Task to complete
Scan the following material for the string "content" and copy each line in which it appears.
====== Records supplied ======
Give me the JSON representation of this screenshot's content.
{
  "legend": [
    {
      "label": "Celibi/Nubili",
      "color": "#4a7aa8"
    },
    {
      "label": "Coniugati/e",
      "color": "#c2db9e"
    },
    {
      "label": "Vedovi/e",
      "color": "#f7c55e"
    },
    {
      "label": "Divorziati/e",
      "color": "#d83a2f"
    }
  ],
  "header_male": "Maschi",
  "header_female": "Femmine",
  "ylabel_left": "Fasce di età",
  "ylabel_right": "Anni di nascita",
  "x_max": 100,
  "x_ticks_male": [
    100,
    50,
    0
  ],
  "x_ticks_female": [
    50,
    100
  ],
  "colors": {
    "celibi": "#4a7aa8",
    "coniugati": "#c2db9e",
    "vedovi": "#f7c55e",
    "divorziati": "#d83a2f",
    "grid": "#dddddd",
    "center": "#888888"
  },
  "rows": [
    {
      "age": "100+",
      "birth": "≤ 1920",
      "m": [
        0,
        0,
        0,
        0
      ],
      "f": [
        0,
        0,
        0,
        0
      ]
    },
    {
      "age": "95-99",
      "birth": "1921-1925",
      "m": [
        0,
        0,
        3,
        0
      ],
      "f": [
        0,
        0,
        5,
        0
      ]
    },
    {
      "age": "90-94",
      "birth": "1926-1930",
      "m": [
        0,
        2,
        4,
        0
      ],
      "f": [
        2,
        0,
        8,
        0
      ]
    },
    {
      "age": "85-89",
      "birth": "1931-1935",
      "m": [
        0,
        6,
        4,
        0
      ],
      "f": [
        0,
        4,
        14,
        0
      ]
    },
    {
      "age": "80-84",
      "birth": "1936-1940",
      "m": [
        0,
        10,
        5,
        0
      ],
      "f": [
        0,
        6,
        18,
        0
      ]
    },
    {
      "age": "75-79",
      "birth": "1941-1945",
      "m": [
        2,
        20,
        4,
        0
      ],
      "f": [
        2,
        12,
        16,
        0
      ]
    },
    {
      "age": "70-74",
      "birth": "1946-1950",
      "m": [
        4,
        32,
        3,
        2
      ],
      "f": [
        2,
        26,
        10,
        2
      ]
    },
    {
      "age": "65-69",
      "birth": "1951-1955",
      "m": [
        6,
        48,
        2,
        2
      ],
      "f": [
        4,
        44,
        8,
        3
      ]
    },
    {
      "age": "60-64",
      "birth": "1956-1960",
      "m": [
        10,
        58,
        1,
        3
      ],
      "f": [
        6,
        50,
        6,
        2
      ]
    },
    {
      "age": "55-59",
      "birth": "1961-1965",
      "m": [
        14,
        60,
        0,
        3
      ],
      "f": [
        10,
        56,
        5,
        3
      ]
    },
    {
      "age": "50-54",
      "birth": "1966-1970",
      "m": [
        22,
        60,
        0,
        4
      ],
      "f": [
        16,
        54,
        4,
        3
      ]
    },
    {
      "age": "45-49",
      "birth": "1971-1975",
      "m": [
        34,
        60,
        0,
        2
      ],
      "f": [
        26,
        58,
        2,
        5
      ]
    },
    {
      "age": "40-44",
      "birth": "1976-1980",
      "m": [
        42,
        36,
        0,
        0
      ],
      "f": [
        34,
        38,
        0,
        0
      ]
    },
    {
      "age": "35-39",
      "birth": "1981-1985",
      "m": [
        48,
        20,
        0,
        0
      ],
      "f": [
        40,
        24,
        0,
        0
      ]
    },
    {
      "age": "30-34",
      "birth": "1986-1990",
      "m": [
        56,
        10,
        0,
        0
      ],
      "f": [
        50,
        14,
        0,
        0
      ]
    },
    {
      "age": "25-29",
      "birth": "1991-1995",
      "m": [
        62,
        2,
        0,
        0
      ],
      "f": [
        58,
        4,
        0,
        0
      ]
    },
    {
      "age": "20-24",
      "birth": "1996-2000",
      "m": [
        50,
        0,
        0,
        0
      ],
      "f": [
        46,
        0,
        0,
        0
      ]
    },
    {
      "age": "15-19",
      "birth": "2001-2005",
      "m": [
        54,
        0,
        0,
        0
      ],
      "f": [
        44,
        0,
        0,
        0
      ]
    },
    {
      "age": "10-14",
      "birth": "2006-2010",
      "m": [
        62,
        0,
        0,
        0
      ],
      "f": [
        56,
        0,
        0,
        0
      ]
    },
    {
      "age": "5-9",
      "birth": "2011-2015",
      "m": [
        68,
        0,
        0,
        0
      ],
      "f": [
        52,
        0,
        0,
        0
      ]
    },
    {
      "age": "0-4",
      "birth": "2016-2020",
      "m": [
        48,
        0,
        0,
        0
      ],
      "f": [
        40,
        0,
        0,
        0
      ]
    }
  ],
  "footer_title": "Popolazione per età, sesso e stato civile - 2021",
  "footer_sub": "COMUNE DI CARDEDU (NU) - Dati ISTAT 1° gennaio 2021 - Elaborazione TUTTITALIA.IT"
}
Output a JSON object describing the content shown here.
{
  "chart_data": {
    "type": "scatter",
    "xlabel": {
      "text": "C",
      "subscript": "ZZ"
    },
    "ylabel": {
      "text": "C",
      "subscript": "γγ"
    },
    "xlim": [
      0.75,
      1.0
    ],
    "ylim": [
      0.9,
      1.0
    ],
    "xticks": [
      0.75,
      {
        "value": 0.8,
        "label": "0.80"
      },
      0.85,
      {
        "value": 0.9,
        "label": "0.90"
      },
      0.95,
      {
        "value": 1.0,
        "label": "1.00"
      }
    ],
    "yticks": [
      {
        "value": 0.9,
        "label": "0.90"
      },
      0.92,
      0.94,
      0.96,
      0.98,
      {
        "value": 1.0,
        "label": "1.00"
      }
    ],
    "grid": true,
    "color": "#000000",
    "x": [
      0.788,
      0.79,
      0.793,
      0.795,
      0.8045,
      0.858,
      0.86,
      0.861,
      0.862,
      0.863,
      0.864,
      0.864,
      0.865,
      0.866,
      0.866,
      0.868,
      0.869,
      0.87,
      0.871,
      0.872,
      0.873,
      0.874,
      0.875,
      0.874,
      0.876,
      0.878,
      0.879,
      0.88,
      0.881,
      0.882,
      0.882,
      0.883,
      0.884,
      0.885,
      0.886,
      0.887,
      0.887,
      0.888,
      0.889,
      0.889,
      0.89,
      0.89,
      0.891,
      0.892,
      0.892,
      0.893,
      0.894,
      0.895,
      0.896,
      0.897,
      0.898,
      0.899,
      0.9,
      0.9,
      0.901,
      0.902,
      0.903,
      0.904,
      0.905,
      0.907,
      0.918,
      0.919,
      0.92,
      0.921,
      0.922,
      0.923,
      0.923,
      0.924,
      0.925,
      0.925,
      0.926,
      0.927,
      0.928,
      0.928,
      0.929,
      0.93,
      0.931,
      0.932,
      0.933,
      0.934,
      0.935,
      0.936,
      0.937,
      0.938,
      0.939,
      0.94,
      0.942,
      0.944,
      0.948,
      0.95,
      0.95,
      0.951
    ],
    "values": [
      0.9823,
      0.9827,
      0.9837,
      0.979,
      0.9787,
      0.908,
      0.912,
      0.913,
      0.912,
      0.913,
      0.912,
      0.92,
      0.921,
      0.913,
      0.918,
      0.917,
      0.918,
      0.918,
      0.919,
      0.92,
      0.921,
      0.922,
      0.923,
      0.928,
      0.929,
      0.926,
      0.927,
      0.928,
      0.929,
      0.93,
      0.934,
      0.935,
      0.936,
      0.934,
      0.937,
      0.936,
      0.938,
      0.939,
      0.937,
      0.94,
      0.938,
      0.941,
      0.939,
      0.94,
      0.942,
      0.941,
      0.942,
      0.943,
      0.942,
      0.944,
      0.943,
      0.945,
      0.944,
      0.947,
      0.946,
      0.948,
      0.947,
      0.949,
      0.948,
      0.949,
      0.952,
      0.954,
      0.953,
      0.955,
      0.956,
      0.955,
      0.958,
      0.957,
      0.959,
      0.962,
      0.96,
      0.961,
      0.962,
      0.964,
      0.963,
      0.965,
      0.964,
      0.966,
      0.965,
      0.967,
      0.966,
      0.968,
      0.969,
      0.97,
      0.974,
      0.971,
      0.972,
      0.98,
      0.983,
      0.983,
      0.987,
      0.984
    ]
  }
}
======
The response
Give me the JSON representation of this screenshot's content.
Output a JSON object describing the content shown here.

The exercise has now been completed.